**TASK STATEMENT:** Pictures appear in the records below; write out everything else exactly.
-- Start of DATA EXTRACT --
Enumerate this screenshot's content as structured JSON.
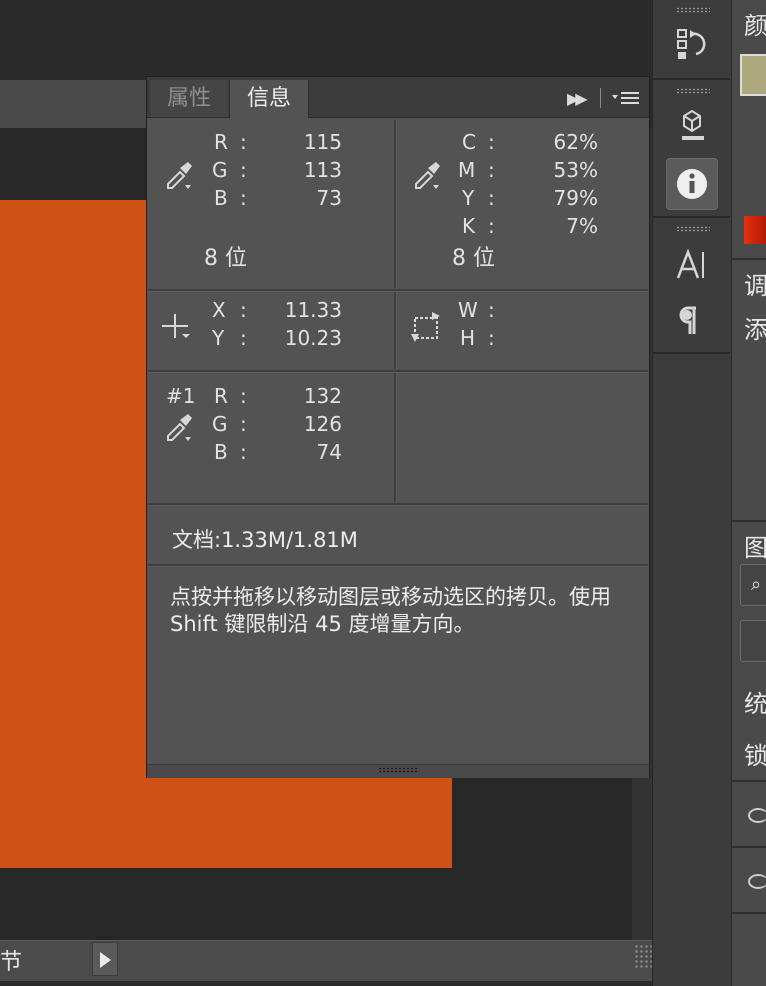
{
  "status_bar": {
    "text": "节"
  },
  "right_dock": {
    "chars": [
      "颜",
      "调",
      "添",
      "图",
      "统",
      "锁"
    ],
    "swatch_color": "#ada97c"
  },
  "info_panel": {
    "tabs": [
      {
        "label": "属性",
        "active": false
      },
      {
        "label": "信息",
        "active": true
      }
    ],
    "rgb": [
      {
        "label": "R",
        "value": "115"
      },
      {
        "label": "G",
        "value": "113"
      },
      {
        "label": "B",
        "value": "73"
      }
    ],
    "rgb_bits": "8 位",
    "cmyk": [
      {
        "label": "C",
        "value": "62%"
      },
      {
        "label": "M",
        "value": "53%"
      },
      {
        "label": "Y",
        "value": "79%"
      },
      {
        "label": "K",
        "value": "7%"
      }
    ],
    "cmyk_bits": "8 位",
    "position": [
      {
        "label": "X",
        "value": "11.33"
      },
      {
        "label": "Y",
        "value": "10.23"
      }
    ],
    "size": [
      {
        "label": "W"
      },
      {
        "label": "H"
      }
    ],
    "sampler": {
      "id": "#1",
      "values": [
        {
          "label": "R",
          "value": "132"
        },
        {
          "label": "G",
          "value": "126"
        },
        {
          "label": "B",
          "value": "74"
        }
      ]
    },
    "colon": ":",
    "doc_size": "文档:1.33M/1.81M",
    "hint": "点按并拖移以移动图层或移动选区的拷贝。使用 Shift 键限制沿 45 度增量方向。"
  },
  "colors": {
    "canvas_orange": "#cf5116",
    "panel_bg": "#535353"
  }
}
-- End of DATA EXTRACT --
**FULL ANSWER:**
Enumerate this screenshot's content as structured JSON.
{
  "status_bar": {
    "text": "节"
  },
  "right_dock": {
    "chars": [
      "颜",
      "调",
      "添",
      "图",
      "统",
      "锁"
    ],
    "swatch_color": "#ada97c"
  },
  "info_panel": {
    "tabs": [
      {
        "label": "属性",
        "active": false
      },
      {
        "label": "信息",
        "active": true
      }
    ],
    "rgb": [
      {
        "label": "R",
        "value": "115"
      },
      {
        "label": "G",
        "value": "113"
      },
      {
        "label": "B",
        "value": "73"
      }
    ],
    "rgb_bits": "8 位",
    "cmyk": [
      {
        "label": "C",
        "value": "62%"
      },
      {
        "label": "M",
        "value": "53%"
      },
      {
        "label": "Y",
        "value": "79%"
      },
      {
        "label": "K",
        "value": "7%"
      }
    ],
    "cmyk_bits": "8 位",
    "position": [
      {
        "label": "X",
        "value": "11.33"
      },
      {
        "label": "Y",
        "value": "10.23"
      }
    ],
    "size": [
      {
        "label": "W"
      },
      {
        "label": "H"
      }
    ],
    "sampler": {
      "id": "#1",
      "values": [
        {
          "label": "R",
          "value": "132"
        },
        {
          "label": "G",
          "value": "126"
        },
        {
          "label": "B",
          "value": "74"
        }
      ]
    },
    "colon": ":",
    "doc_size": "文档:1.33M/1.81M",
    "hint": "点按并拖移以移动图层或移动选区的拷贝。使用 Shift 键限制沿 45 度增量方向。"
  },
  "colors": {
    "canvas_orange": "#cf5116",
    "panel_bg": "#535353"
  }
}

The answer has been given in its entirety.